-- START The records --
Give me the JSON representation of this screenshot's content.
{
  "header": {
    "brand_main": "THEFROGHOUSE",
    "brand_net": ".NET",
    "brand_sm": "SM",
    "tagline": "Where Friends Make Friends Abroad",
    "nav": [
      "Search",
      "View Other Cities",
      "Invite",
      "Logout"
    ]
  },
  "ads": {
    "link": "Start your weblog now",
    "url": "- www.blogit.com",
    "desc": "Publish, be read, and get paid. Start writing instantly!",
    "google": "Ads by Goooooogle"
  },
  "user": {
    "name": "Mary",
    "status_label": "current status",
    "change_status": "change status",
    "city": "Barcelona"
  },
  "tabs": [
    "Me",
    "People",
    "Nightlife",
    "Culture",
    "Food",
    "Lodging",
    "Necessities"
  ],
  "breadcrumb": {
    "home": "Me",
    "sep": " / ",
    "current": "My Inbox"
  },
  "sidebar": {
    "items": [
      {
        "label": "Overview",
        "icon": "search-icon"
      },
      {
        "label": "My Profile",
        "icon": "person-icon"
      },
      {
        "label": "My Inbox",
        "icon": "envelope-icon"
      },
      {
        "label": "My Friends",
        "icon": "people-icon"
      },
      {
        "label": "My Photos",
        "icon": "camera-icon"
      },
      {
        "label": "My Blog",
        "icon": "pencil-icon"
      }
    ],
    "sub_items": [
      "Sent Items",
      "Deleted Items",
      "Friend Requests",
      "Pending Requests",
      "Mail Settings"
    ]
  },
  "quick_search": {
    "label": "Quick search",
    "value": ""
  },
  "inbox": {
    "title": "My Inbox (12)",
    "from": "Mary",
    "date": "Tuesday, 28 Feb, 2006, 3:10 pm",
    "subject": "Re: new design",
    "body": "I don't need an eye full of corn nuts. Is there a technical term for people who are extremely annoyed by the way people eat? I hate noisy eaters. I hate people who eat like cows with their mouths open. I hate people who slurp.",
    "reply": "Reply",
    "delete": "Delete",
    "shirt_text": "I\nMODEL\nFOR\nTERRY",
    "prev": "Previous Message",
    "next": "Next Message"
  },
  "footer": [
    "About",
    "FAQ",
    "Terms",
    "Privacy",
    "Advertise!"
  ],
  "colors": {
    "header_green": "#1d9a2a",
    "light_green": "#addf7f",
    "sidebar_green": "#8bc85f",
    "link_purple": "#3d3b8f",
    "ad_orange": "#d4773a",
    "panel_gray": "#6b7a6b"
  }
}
-- END The records --
* [Task prompt]: Copy out all the entries shown above, character for character.

* [Answer to the task]:
Give me the JSON representation of this screenshot's content.
{
  "header": {
    "brand_main": "THEFROGHOUSE",
    "brand_net": ".NET",
    "brand_sm": "SM",
    "tagline": "Where Friends Make Friends Abroad",
    "nav": [
      "Search",
      "View Other Cities",
      "Invite",
      "Logout"
    ]
  },
  "ads": {
    "link": "Start your weblog now",
    "url": "- www.blogit.com",
    "desc": "Publish, be read, and get paid. Start writing instantly!",
    "google": "Ads by Goooooogle"
  },
  "user": {
    "name": "Mary",
    "status_label": "current status",
    "change_status": "change status",
    "city": "Barcelona"
  },
  "tabs": [
    "Me",
    "People",
    "Nightlife",
    "Culture",
    "Food",
    "Lodging",
    "Necessities"
  ],
  "breadcrumb": {
    "home": "Me",
    "sep": " / ",
    "current": "My Inbox"
  },
  "sidebar": {
    "items": [
      {
        "label": "Overview",
        "icon": "search-icon"
      },
      {
        "label": "My Profile",
        "icon": "person-icon"
      },
      {
        "label": "My Inbox",
        "icon": "envelope-icon"
      },
      {
        "label": "My Friends",
        "icon": "people-icon"
      },
      {
        "label": "My Photos",
        "icon": "camera-icon"
      },
      {
        "label": "My Blog",
        "icon": "pencil-icon"
      }
    ],
    "sub_items": [
      "Sent Items",
      "Deleted Items",
      "Friend Requests",
      "Pending Requests",
      "Mail Settings"
    ]
  },
  "quick_search": {
    "label": "Quick search",
    "value": ""
  },
  "inbox": {
    "title": "My Inbox (12)",
    "from": "Mary",
    "date": "Tuesday, 28 Feb, 2006, 3:10 pm",
    "subject": "Re: new design",
    "body": "I don't need an eye full of corn nuts. Is there a technical term for people who are extremely annoyed by the way people eat? I hate noisy eaters. I hate people who eat like cows with their mouths open. I hate people who slurp.",
    "reply": "Reply",
    "delete": "Delete",
    "shirt_text": "I\nMODEL\nFOR\nTERRY",
    "prev": "Previous Message",
    "next": "Next Message"
  },
  "footer": [
    "About",
    "FAQ",
    "Terms",
    "Privacy",
    "Advertise!"
  ],
  "colors": {
    "header_green": "#1d9a2a",
    "light_green": "#addf7f",
    "sidebar_green": "#8bc85f",
    "link_purple": "#3d3b8f",
    "ad_orange": "#d4773a",
    "panel_gray": "#6b7a6b"
  }
}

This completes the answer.